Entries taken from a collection
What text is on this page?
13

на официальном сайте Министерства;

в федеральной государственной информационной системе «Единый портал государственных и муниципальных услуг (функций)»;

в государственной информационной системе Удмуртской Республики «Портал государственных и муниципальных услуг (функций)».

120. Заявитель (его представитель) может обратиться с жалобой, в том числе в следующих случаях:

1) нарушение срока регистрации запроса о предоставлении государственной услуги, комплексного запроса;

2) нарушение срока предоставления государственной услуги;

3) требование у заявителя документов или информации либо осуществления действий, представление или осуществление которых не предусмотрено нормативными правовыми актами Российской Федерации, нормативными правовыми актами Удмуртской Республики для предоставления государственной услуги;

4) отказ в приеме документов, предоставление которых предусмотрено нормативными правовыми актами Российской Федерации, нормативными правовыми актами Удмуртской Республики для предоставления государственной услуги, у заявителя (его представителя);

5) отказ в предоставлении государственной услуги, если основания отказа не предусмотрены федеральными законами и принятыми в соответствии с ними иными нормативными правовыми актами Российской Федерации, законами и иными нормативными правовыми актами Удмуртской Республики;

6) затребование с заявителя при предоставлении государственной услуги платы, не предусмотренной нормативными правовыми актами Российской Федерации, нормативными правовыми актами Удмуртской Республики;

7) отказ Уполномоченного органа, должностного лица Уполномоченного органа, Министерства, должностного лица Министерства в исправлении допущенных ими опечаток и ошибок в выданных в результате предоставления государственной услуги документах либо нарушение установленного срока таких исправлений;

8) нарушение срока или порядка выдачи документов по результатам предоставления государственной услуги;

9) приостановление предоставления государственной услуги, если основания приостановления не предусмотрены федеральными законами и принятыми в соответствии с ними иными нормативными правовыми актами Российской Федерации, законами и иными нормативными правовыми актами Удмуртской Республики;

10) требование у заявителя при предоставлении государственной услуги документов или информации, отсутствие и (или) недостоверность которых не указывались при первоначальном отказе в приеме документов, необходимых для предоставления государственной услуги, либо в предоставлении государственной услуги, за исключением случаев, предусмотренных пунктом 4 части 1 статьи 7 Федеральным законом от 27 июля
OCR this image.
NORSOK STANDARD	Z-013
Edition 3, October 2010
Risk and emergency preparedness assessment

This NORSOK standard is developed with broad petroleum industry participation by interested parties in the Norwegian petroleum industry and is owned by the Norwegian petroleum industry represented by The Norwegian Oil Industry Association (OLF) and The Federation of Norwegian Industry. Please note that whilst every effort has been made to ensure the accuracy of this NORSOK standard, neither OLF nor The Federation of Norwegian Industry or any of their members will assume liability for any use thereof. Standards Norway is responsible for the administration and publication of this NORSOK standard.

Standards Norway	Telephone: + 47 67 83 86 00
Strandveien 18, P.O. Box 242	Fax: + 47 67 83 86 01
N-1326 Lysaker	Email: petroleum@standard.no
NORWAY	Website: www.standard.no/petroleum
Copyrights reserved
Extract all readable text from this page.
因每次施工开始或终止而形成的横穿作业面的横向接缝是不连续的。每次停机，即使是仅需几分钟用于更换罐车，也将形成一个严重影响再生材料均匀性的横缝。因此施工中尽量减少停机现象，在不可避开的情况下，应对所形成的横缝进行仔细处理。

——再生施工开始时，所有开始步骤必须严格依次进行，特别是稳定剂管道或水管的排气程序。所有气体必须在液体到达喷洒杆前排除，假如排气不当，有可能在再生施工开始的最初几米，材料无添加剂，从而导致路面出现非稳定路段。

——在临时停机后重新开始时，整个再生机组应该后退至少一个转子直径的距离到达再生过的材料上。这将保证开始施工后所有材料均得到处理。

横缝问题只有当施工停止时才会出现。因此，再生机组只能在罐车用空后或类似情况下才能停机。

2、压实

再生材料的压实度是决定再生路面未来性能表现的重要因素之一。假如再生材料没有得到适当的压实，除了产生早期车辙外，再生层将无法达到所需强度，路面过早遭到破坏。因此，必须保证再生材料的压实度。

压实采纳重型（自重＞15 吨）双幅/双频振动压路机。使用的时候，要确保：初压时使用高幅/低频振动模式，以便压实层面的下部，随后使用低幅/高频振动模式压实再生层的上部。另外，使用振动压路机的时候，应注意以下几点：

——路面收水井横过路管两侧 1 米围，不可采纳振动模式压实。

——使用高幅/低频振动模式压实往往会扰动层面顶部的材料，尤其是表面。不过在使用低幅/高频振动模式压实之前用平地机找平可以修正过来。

**Goal of the exercise**
Retype the material above, line by line, exactly.

**Solution for this problem**
What text is on this page?
13

на официальном сайте Министерства;

в федеральной государственной информационной системе «Единый портал государственных и муниципальных услуг (функций)»;

в государственной информационной системе Удмуртской Республики «Портал государственных и муниципальных услуг (функций)».

120. Заявитель (его представитель) может обратиться с жалобой, в том числе в следующих случаях:

1) нарушение срока регистрации запроса о предоставлении государственной услуги, комплексного запроса;

2) нарушение срока предоставления государственной услуги;

3) требование у заявителя документов или информации либо осуществления действий, представление или осуществление которых не предусмотрено нормативными правовыми актами Российской Федерации, нормативными правовыми актами Удмуртской Республики для предоставления государственной услуги;

4) отказ в приеме документов, предоставление которых предусмотрено нормативными правовыми актами Российской Федерации, нормативными правовыми актами Удмуртской Республики для предоставления государственной услуги, у заявителя (его представителя);

5) отказ в предоставлении государственной услуги, если основания отказа не предусмотрены федеральными законами и принятыми в соответствии с ними иными нормативными правовыми актами Российской Федерации, законами и иными нормативными правовыми актами Удмуртской Республики;

6) затребование с заявителя при предоставлении государственной услуги платы, не предусмотренной нормативными правовыми актами Российской Федерации, нормативными правовыми актами Удмуртской Республики;

7) отказ Уполномоченного органа, должностного лица Уполномоченного органа, Министерства, должностного лица Министерства в исправлении допущенных ими опечаток и ошибок в выданных в результате предоставления государственной услуги документах либо нарушение установленного срока таких исправлений;

8) нарушение срока или порядка выдачи документов по результатам предоставления государственной услуги;

9) приостановление предоставления государственной услуги, если основания приостановления не предусмотрены федеральными законами и принятыми в соответствии с ними иными нормативными правовыми актами Российской Федерации, законами и иными нормативными правовыми актами Удмуртской Республики;

10) требование у заявителя при предоставлении государственной услуги документов или информации, отсутствие и (или) недостоверность которых не указывались при первоначальном отказе в приеме документов, необходимых для предоставления государственной услуги, либо в предоставлении государственной услуги, за исключением случаев, предусмотренных пунктом 4 части 1 статьи 7 Федеральным законом от 27 июля
OCR this image.
NORSOK STANDARD	Z-013
Edition 3, October 2010
Risk and emergency preparedness assessment

This NORSOK standard is developed with broad petroleum industry participation by interested parties in the Norwegian petroleum industry and is owned by the Norwegian petroleum industry represented by The Norwegian Oil Industry Association (OLF) and The Federation of Norwegian Industry. Please note that whilst every effort has been made to ensure the accuracy of this NORSOK standard, neither OLF nor The Federation of Norwegian Industry or any of their members will assume liability for any use thereof. Standards Norway is responsible for the administration and publication of this NORSOK standard.

Standards Norway	Telephone: + 47 67 83 86 00
Strandveien 18, P.O. Box 242	Fax: + 47 67 83 86 01
N-1326 Lysaker	Email: petroleum@standard.no
NORWAY	Website: www.standard.no/petroleum
Copyrights reserved
Extract all readable text from this page.
因每次施工开始或终止而形成的横穿作业面的横向接缝是不连续的。每次停机，即使是仅需几分钟用于更换罐车，也将形成一个严重影响再生材料均匀性的横缝。因此施工中尽量减少停机现象，在不可避开的情况下，应对所形成的横缝进行仔细处理。

——再生施工开始时，所有开始步骤必须严格依次进行，特别是稳定剂管道或水管的排气程序。所有气体必须在液体到达喷洒杆前排除，假如排气不当，有可能在再生施工开始的最初几米，材料无添加剂，从而导致路面出现非稳定路段。

——在临时停机后重新开始时，整个再生机组应该后退至少一个转子直径的距离到达再生过的材料上。这将保证开始施工后所有材料均得到处理。

横缝问题只有当施工停止时才会出现。因此，再生机组只能在罐车用空后或类似情况下才能停机。

2、压实

再生材料的压实度是决定再生路面未来性能表现的重要因素之一。假如再生材料没有得到适当的压实，除了产生早期车辙外，再生层将无法达到所需强度，路面过早遭到破坏。因此，必须保证再生材料的压实度。

压实采纳重型（自重＞15 吨）双幅/双频振动压路机。使用的时候，要确保：初压时使用高幅/低频振动模式，以便压实层面的下部，随后使用低幅/高频振动模式压实再生层的上部。另外，使用振动压路机的时候，应注意以下几点：

——路面收水井横过路管两侧 1 米围，不可采纳振动模式压实。

——使用高幅/低频振动模式压实往往会扰动层面顶部的材料，尤其是表面。不过在使用低幅/高频振动模式压实之前用平地机找平可以修正过来。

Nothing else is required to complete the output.